### Problem description:
Set down each record exactly as written.

### Source material:
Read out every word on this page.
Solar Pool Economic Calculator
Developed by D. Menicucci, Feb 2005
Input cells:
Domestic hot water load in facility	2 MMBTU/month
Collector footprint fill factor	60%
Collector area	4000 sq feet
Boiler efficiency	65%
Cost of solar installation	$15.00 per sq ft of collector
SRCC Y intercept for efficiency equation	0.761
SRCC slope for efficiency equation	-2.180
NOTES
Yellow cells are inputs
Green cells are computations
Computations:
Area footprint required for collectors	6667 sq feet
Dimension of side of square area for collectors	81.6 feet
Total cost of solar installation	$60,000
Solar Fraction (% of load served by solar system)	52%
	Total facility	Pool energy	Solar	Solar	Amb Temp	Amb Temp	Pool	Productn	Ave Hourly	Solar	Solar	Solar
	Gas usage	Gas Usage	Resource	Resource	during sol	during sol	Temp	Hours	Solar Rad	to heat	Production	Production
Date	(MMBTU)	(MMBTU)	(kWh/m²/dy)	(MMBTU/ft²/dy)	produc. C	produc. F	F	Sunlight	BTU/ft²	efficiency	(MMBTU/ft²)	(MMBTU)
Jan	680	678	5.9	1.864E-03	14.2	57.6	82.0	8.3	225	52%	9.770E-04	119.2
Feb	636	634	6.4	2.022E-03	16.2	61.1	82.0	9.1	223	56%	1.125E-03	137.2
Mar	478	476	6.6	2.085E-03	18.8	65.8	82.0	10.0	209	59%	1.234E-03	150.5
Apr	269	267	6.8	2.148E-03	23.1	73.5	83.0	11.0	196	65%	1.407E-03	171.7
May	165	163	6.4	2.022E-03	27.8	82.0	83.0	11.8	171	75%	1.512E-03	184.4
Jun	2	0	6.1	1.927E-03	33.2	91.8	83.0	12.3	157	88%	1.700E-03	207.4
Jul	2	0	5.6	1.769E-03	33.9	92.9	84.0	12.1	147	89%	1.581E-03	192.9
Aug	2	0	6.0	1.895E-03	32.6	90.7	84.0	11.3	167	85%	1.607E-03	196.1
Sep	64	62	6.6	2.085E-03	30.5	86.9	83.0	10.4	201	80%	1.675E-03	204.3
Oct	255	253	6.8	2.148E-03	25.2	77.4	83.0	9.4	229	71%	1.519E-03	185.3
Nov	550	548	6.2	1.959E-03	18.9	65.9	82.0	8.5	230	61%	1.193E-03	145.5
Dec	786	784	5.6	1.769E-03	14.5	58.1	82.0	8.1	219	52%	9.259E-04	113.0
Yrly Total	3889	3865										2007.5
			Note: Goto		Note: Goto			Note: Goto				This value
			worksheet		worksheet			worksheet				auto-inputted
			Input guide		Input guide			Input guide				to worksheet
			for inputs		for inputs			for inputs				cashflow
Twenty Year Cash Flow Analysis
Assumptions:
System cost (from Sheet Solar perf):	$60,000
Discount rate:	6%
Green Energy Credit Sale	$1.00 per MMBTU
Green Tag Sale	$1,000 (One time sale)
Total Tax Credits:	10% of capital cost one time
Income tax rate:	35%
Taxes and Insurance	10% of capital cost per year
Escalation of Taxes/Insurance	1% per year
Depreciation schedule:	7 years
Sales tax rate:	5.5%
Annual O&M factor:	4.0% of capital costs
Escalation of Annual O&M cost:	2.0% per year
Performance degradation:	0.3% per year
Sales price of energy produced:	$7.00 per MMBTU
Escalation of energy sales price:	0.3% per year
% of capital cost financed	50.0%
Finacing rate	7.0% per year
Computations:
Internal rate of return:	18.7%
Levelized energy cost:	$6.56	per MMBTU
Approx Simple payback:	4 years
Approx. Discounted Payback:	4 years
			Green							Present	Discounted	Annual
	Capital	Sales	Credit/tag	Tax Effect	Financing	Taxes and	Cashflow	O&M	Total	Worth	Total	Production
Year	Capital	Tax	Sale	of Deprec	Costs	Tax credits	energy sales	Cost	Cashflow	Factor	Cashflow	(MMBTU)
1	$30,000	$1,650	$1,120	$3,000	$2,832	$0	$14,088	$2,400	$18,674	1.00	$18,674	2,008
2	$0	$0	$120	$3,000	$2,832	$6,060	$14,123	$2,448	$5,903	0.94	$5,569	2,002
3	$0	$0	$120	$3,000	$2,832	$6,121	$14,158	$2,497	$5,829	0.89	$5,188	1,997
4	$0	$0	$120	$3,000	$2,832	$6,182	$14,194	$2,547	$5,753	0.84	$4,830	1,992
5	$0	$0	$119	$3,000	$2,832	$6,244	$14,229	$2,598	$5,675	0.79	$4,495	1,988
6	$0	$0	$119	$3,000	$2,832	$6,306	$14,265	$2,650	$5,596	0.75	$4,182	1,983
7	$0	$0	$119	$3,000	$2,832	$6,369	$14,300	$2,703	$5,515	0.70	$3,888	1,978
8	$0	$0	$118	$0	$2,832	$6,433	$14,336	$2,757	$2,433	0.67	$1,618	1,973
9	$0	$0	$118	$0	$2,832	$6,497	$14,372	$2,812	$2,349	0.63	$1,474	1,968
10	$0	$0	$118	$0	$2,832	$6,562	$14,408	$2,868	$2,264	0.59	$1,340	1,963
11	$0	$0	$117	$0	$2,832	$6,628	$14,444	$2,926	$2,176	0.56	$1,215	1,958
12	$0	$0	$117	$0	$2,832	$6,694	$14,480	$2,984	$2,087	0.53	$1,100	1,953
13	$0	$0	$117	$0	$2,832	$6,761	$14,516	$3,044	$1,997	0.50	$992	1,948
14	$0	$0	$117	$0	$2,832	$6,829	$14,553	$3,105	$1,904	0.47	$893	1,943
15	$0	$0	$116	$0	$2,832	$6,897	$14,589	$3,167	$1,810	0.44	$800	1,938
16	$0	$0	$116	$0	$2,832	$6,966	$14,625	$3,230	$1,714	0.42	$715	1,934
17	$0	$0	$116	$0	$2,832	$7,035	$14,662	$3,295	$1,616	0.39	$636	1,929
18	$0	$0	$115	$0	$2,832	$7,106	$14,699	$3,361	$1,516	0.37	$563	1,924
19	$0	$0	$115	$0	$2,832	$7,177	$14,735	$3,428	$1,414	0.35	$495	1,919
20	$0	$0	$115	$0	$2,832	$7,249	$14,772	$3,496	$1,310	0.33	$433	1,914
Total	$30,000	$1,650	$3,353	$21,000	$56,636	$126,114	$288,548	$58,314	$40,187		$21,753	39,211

### Result:
Read out every word on this page.
Solar Pool Economic Calculator
Developed by D. Menicucci, Feb 2005
Input cells:
Domestic hot water load in facility	2 MMBTU/month
Collector footprint fill factor	60%
Collector area	4000 sq feet
Boiler efficiency	65%
Cost of solar installation	$15.00 per sq ft of collector
SRCC Y intercept for efficiency equation	0.761
SRCC slope for efficiency equation	-2.180
NOTES
Yellow cells are inputs
Green cells are computations
Computations:
Area footprint required for collectors	6667 sq feet
Dimension of side of square area for collectors	81.6 feet
Total cost of solar installation	$60,000
Solar Fraction (% of load served by solar system)	52%
	Total facility	Pool energy	Solar	Solar	Amb Temp	Amb Temp	Pool	Productn	Ave Hourly	Solar	Solar	Solar
	Gas usage	Gas Usage	Resource	Resource	during sol	during sol	Temp	Hours	Solar Rad	to heat	Production	Production
Date	(MMBTU)	(MMBTU)	(kWh/m²/dy)	(MMBTU/ft²/dy)	produc. C	produc. F	F	Sunlight	BTU/ft²	efficiency	(MMBTU/ft²)	(MMBTU)
Jan	680	678	5.9	1.864E-03	14.2	57.6	82.0	8.3	225	52%	9.770E-04	119.2
Feb	636	634	6.4	2.022E-03	16.2	61.1	82.0	9.1	223	56%	1.125E-03	137.2
Mar	478	476	6.6	2.085E-03	18.8	65.8	82.0	10.0	209	59%	1.234E-03	150.5
Apr	269	267	6.8	2.148E-03	23.1	73.5	83.0	11.0	196	65%	1.407E-03	171.7
May	165	163	6.4	2.022E-03	27.8	82.0	83.0	11.8	171	75%	1.512E-03	184.4
Jun	2	0	6.1	1.927E-03	33.2	91.8	83.0	12.3	157	88%	1.700E-03	207.4
Jul	2	0	5.6	1.769E-03	33.9	92.9	84.0	12.1	147	89%	1.581E-03	192.9
Aug	2	0	6.0	1.895E-03	32.6	90.7	84.0	11.3	167	85%	1.607E-03	196.1
Sep	64	62	6.6	2.085E-03	30.5	86.9	83.0	10.4	201	80%	1.675E-03	204.3
Oct	255	253	6.8	2.148E-03	25.2	77.4	83.0	9.4	229	71%	1.519E-03	185.3
Nov	550	548	6.2	1.959E-03	18.9	65.9	82.0	8.5	230	61%	1.193E-03	145.5
Dec	786	784	5.6	1.769E-03	14.5	58.1	82.0	8.1	219	52%	9.259E-04	113.0
Yrly Total	3889	3865										2007.5
			Note: Goto		Note: Goto			Note: Goto				This value
			worksheet		worksheet			worksheet				auto-inputted
			Input guide		Input guide			Input guide				to worksheet
			for inputs		for inputs			for inputs				cashflow
Twenty Year Cash Flow Analysis
Assumptions:
System cost (from Sheet Solar perf):	$60,000
Discount rate:	6%
Green Energy Credit Sale	$1.00 per MMBTU
Green Tag Sale	$1,000 (One time sale)
Total Tax Credits:	10% of capital cost one time
Income tax rate:	35%
Taxes and Insurance	10% of capital cost per year
Escalation of Taxes/Insurance	1% per year
Depreciation schedule:	7 years
Sales tax rate:	5.5%
Annual O&M factor:	4.0% of capital costs
Escalation of Annual O&M cost:	2.0% per year
Performance degradation:	0.3% per year
Sales price of energy produced:	$7.00 per MMBTU
Escalation of energy sales price:	0.3% per year
% of capital cost financed	50.0%
Finacing rate	7.0% per year
Computations:
Internal rate of return:	18.7%
Levelized energy cost:	$6.56	per MMBTU
Approx Simple payback:	4 years
Approx. Discounted Payback:	4 years
			Green							Present	Discounted	Annual
	Capital	Sales	Credit/tag	Tax Effect	Financing	Taxes and	Cashflow	O&M	Total	Worth	Total	Production
Year	Capital	Tax	Sale	of Deprec	Costs	Tax credits	energy sales	Cost	Cashflow	Factor	Cashflow	(MMBTU)
1	$30,000	$1,650	$1,120	$3,000	$2,832	$0	$14,088	$2,400	$18,674	1.00	$18,674	2,008
2	$0	$0	$120	$3,000	$2,832	$6,060	$14,123	$2,448	$5,903	0.94	$5,569	2,002
3	$0	$0	$120	$3,000	$2,832	$6,121	$14,158	$2,497	$5,829	0.89	$5,188	1,997
4	$0	$0	$120	$3,000	$2,832	$6,182	$14,194	$2,547	$5,753	0.84	$4,830	1,992
5	$0	$0	$119	$3,000	$2,832	$6,244	$14,229	$2,598	$5,675	0.79	$4,495	1,988
6	$0	$0	$119	$3,000	$2,832	$6,306	$14,265	$2,650	$5,596	0.75	$4,182	1,983
7	$0	$0	$119	$3,000	$2,832	$6,369	$14,300	$2,703	$5,515	0.70	$3,888	1,978
8	$0	$0	$118	$0	$2,832	$6,433	$14,336	$2,757	$2,433	0.67	$1,618	1,973
9	$0	$0	$118	$0	$2,832	$6,497	$14,372	$2,812	$2,349	0.63	$1,474	1,968
10	$0	$0	$118	$0	$2,832	$6,562	$14,408	$2,868	$2,264	0.59	$1,340	1,963
11	$0	$0	$117	$0	$2,832	$6,628	$14,444	$2,926	$2,176	0.56	$1,215	1,958
12	$0	$0	$117	$0	$2,832	$6,694	$14,480	$2,984	$2,087	0.53	$1,100	1,953
13	$0	$0	$117	$0	$2,832	$6,761	$14,516	$3,044	$1,997	0.50	$992	1,948
14	$0	$0	$117	$0	$2,832	$6,829	$14,553	$3,105	$1,904	0.47	$893	1,943
15	$0	$0	$116	$0	$2,832	$6,897	$14,589	$3,167	$1,810	0.44	$800	1,938
16	$0	$0	$116	$0	$2,832	$6,966	$14,625	$3,230	$1,714	0.42	$715	1,934
17	$0	$0	$116	$0	$2,832	$7,035	$14,662	$3,295	$1,616	0.39	$636	1,929
18	$0	$0	$115	$0	$2,832	$7,106	$14,699	$3,361	$1,516	0.37	$563	1,924
19	$0	$0	$115	$0	$2,832	$7,177	$14,735	$3,428	$1,414	0.35	$495	1,919
20	$0	$0	$115	$0	$2,832	$7,249	$14,772	$3,496	$1,310	0.33	$433	1,914
Total	$30,000	$1,650	$3,353	$21,000	$56,636	$126,114	$288,548	$58,314	$40,187		$21,753	39,211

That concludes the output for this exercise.